WORK TO BE COMPLETED = Determine how many lines of this material contain "July". Give only the number.
*** LISTING
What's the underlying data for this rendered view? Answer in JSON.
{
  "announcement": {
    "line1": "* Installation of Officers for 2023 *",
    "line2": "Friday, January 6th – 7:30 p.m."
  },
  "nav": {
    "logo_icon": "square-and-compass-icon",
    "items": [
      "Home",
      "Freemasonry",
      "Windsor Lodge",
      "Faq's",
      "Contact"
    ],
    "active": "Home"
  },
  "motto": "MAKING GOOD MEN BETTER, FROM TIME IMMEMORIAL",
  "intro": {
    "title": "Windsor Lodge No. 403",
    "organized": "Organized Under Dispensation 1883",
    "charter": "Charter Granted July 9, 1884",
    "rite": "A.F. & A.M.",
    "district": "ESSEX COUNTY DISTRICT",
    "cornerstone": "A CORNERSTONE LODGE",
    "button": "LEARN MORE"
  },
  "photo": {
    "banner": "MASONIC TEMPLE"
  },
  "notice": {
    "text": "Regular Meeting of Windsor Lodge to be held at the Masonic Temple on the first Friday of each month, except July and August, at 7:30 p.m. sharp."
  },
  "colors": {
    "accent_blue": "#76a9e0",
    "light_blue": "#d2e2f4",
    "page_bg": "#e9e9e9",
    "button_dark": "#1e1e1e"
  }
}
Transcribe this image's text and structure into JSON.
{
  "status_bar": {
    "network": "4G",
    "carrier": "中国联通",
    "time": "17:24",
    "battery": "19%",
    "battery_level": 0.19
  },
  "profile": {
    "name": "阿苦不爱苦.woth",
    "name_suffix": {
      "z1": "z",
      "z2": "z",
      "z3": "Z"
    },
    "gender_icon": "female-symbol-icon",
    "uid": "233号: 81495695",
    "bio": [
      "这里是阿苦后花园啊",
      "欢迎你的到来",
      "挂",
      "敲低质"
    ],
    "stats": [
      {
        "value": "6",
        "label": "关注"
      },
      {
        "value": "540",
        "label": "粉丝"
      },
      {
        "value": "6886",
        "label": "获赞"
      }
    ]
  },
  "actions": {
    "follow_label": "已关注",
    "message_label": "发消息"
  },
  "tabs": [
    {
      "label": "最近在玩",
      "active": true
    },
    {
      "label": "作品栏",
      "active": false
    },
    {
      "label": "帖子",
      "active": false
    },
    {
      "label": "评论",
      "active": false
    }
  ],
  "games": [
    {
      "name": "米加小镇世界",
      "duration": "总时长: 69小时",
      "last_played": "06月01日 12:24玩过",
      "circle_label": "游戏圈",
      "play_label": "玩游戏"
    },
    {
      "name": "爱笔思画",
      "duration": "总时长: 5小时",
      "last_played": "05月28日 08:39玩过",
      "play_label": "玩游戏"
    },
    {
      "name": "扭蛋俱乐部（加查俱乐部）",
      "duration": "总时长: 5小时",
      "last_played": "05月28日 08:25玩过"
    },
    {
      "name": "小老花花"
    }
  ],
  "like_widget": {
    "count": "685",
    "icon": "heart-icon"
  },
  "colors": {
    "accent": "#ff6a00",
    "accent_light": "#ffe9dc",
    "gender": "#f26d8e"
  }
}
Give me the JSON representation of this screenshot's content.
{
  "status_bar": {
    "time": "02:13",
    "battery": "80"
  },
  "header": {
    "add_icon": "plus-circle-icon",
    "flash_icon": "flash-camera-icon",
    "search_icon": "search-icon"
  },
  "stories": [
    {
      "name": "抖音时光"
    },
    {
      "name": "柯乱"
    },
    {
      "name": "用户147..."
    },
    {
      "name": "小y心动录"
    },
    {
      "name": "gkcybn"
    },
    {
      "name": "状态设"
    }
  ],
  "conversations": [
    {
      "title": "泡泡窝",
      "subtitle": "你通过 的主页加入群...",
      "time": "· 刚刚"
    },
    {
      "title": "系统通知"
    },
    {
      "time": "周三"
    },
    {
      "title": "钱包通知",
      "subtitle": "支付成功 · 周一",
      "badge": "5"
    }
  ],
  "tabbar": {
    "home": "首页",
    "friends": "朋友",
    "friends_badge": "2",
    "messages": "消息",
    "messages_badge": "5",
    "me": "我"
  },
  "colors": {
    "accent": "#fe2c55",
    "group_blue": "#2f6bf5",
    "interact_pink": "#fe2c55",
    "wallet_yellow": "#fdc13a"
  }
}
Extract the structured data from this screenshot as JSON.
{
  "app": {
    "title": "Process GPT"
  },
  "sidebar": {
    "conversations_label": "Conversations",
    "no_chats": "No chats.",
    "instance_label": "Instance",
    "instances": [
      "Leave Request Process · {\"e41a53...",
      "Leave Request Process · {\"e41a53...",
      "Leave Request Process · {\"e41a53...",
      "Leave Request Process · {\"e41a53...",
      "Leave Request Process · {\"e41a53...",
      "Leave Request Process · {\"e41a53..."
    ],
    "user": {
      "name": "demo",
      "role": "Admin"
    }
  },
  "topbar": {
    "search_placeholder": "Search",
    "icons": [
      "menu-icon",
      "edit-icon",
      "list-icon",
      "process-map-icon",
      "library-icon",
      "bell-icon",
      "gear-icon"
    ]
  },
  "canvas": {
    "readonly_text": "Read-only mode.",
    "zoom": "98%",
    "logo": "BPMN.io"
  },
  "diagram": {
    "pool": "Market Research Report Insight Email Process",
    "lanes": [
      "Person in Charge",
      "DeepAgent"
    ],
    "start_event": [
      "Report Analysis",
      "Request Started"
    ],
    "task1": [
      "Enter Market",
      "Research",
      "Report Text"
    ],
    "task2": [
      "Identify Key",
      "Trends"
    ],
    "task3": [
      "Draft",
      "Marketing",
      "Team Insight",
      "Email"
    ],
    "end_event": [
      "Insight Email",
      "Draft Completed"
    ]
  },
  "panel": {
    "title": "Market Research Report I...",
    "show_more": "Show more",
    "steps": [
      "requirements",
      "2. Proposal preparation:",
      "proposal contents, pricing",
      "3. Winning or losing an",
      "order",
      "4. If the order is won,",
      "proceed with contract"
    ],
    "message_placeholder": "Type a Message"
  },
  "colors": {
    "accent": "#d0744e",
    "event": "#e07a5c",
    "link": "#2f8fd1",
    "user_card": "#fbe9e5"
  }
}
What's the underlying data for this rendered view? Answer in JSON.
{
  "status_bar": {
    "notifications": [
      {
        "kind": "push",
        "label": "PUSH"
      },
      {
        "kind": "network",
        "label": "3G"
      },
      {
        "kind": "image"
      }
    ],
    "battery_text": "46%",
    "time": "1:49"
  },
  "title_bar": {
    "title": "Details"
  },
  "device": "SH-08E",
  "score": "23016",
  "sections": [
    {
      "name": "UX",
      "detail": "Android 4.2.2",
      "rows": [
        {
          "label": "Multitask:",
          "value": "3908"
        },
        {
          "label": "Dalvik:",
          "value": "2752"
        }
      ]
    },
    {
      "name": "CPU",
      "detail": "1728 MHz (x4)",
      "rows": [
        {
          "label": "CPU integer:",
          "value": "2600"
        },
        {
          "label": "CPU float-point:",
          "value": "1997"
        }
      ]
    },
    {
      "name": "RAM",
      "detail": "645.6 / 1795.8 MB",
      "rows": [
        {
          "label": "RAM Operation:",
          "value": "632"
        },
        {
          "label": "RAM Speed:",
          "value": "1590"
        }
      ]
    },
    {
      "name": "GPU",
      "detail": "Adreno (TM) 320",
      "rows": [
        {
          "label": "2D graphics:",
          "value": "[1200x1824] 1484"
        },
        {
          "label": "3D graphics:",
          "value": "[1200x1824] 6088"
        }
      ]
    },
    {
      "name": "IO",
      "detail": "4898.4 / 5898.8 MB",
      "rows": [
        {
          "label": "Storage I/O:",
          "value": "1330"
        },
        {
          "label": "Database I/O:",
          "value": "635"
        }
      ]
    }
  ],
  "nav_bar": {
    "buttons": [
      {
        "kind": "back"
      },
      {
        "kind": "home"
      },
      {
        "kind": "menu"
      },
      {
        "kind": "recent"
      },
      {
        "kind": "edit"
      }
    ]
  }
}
******
THE OUTPUT = 2